## DATA LINES

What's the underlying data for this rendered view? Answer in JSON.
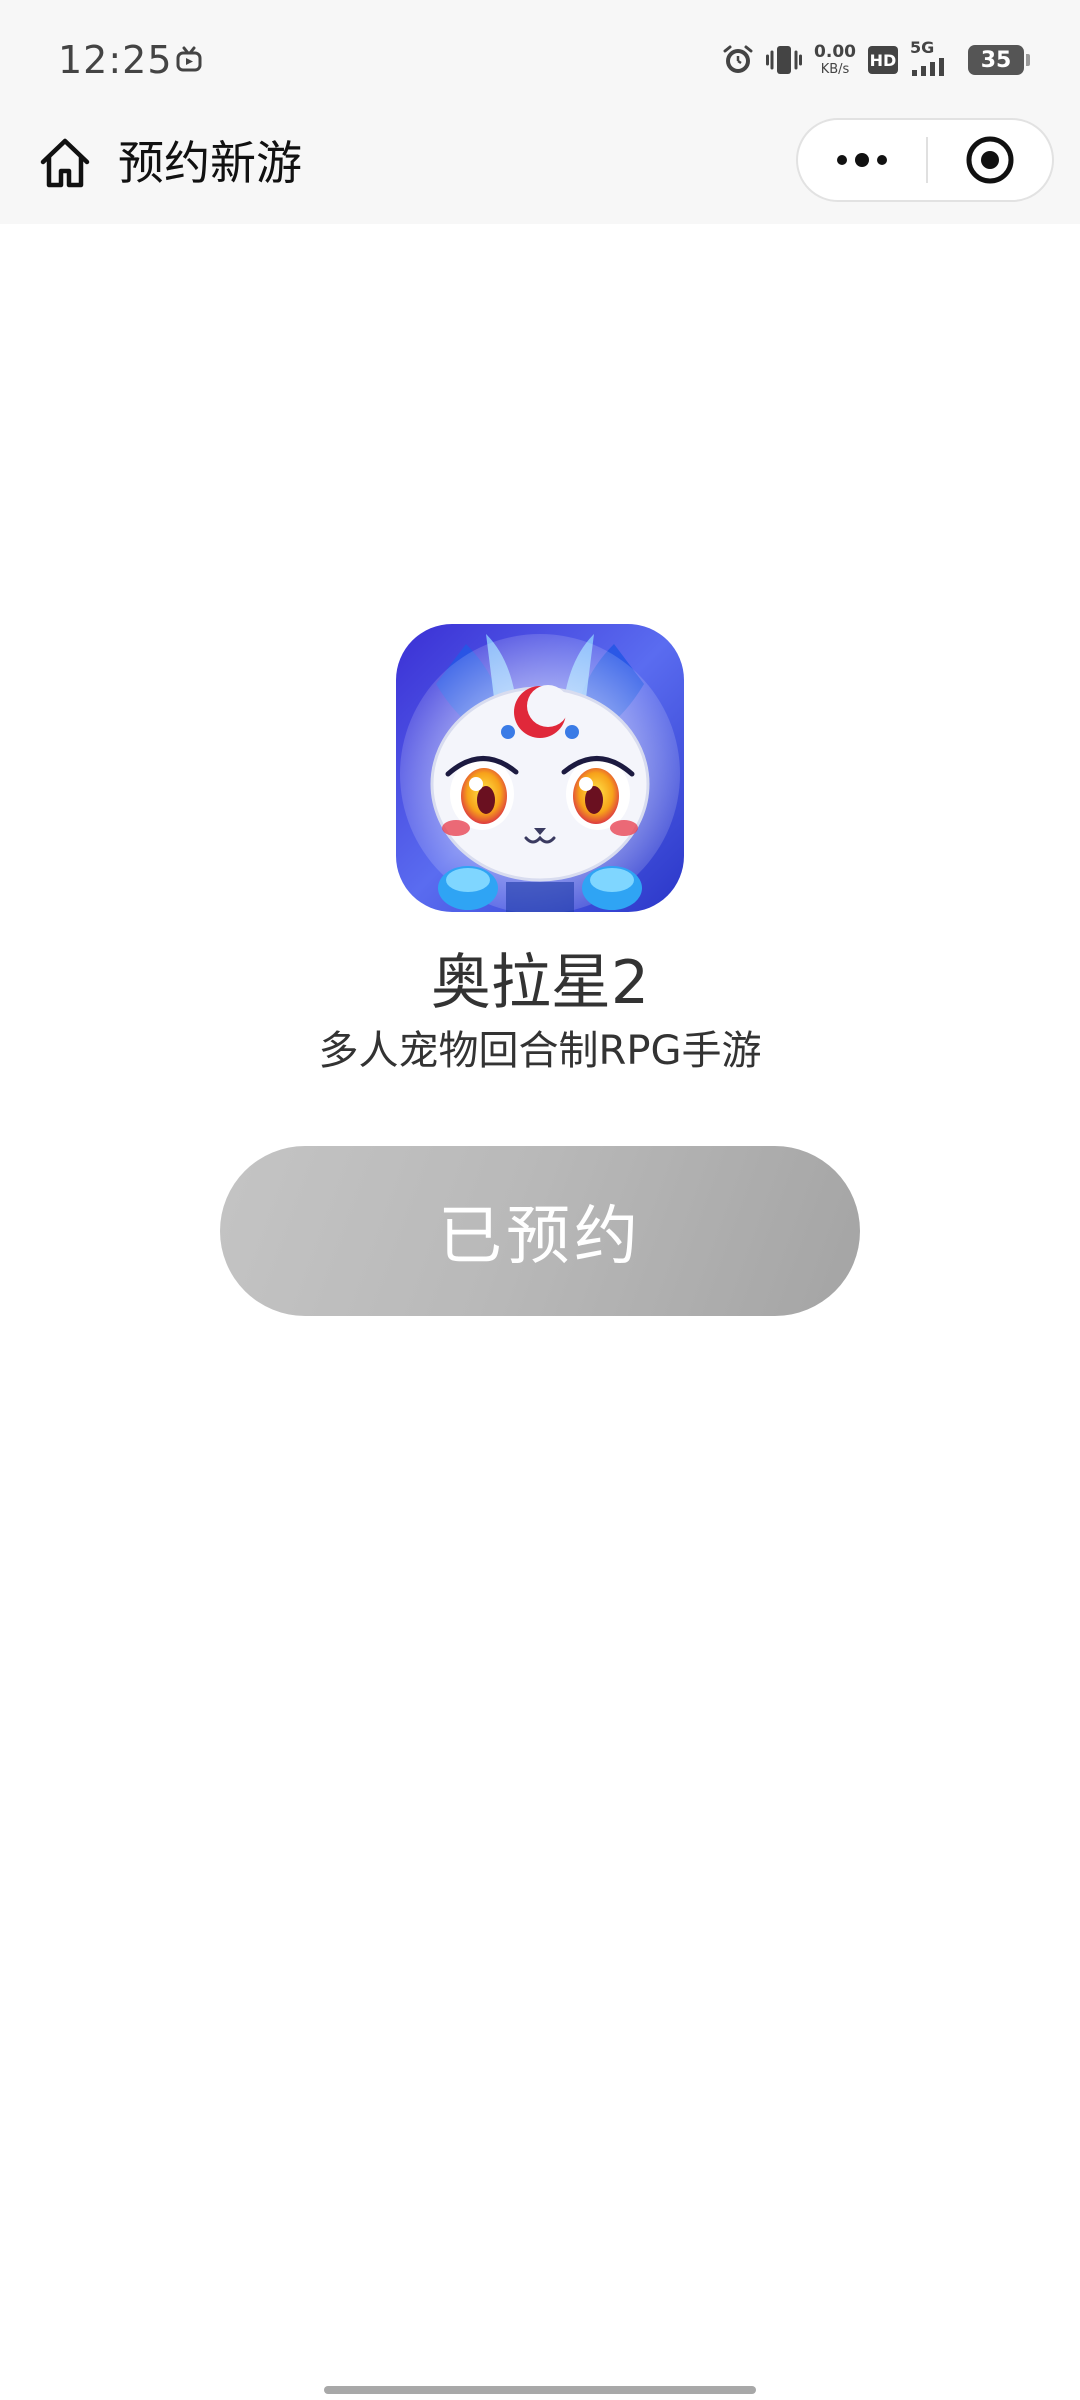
{
  "status_bar": {
    "time": "12:25",
    "net_speed_value": "0.00",
    "net_speed_unit": "KB/s",
    "hd_label": "HD",
    "network_label": "5G",
    "battery_level": "35",
    "icons": [
      "tv-icon",
      "alarm-icon",
      "vibrate-icon",
      "signal-icon",
      "battery-icon"
    ]
  },
  "nav": {
    "title": "预约新游",
    "home_icon": "home-icon",
    "more_icon": "more-dots-icon",
    "close_icon": "target-close-icon"
  },
  "game": {
    "name": "奥拉星2",
    "description": "多人宠物回合制RPG手游",
    "icon": "game-app-icon"
  },
  "reserve_button": {
    "label": "已预约",
    "state": "reserved",
    "color_from": "#c4c4c4",
    "color_to": "#a4a4a4"
  }
}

## AIM
Copy each line above precisely, dropping the pictures.

## REPLY TO THE EXERCISE
What's the underlying data for this rendered view? Answer in JSON.
{
  "status_bar": {
    "time": "12:25",
    "net_speed_value": "0.00",
    "net_speed_unit": "KB/s",
    "hd_label": "HD",
    "network_label": "5G",
    "battery_level": "35",
    "icons": [
      "tv-icon",
      "alarm-icon",
      "vibrate-icon",
      "signal-icon",
      "battery-icon"
    ]
  },
  "nav": {
    "title": "预约新游",
    "home_icon": "home-icon",
    "more_icon": "more-dots-icon",
    "close_icon": "target-close-icon"
  },
  "game": {
    "name": "奥拉星2",
    "description": "多人宠物回合制RPG手游",
    "icon": "game-app-icon"
  },
  "reserve_button": {
    "label": "已预约",
    "state": "reserved",
    "color_from": "#c4c4c4",
    "color_to": "#a4a4a4"
  }
}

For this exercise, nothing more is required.